> _WRITTEN PROBLEM_:
Give every entry again, word for word and in full.

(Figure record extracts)

----

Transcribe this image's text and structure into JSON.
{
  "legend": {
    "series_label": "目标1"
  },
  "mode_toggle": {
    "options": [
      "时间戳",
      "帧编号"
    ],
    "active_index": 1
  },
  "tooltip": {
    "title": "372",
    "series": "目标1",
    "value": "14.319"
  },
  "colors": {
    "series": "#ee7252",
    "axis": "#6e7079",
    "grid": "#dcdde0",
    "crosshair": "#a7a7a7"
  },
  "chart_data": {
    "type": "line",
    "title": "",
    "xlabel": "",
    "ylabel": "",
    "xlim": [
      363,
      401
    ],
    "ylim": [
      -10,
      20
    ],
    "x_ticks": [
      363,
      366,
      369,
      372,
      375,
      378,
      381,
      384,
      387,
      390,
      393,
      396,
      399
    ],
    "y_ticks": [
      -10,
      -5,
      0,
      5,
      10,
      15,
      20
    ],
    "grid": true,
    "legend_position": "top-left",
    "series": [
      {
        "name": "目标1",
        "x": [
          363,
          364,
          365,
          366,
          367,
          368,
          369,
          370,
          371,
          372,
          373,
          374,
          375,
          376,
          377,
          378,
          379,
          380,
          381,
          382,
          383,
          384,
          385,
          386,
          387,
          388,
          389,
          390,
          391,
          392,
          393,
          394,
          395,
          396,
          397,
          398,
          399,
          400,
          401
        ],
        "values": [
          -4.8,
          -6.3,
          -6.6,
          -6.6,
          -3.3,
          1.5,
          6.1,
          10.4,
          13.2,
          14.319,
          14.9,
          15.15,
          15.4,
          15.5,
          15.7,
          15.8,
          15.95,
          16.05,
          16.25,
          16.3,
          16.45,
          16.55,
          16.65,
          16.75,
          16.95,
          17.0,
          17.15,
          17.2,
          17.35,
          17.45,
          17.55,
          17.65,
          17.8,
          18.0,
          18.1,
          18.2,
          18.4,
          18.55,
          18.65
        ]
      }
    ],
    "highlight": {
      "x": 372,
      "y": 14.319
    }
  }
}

----

> _RIGHT ANSWER_:
Transcribe this image's text and structure into JSON.
{
  "legend": {
    "series_label": "目标1"
  },
  "mode_toggle": {
    "options": [
      "时间戳",
      "帧编号"
    ],
    "active_index": 1
  },
  "tooltip": {
    "title": "372",
    "series": "目标1",
    "value": "14.319"
  },
  "colors": {
    "series": "#ee7252",
    "axis": "#6e7079",
    "grid": "#dcdde0",
    "crosshair": "#a7a7a7"
  },
  "chart_data": {
    "type": "line",
    "title": "",
    "xlabel": "",
    "ylabel": "",
    "xlim": [
      363,
      401
    ],
    "ylim": [
      -10,
      20
    ],
    "x_ticks": [
      363,
      366,
      369,
      372,
      375,
      378,
      381,
      384,
      387,
      390,
      393,
      396,
      399
    ],
    "y_ticks": [
      -10,
      -5,
      0,
      5,
      10,
      15,
      20
    ],
    "grid": true,
    "legend_position": "top-left",
    "series": [
      {
        "name": "目标1",
        "x": [
          363,
          364,
          365,
          366,
          367,
          368,
          369,
          370,
          371,
          372,
          373,
          374,
          375,
          376,
          377,
          378,
          379,
          380,
          381,
          382,
          383,
          384,
          385,
          386,
          387,
          388,
          389,
          390,
          391,
          392,
          393,
          394,
          395,
          396,
          397,
          398,
          399,
          400,
          401
        ],
        "values": [
          -4.8,
          -6.3,
          -6.6,
          -6.6,
          -3.3,
          1.5,
          6.1,
          10.4,
          13.2,
          14.319,
          14.9,
          15.15,
          15.4,
          15.5,
          15.7,
          15.8,
          15.95,
          16.05,
          16.25,
          16.3,
          16.45,
          16.55,
          16.65,
          16.75,
          16.95,
          17.0,
          17.15,
          17.2,
          17.35,
          17.45,
          17.55,
          17.65,
          17.8,
          18.0,
          18.1,
          18.2,
          18.4,
          18.55,
          18.65
        ]
      }
    ],
    "highlight": {
      "x": 372,
      "y": 14.319
    }
  }
}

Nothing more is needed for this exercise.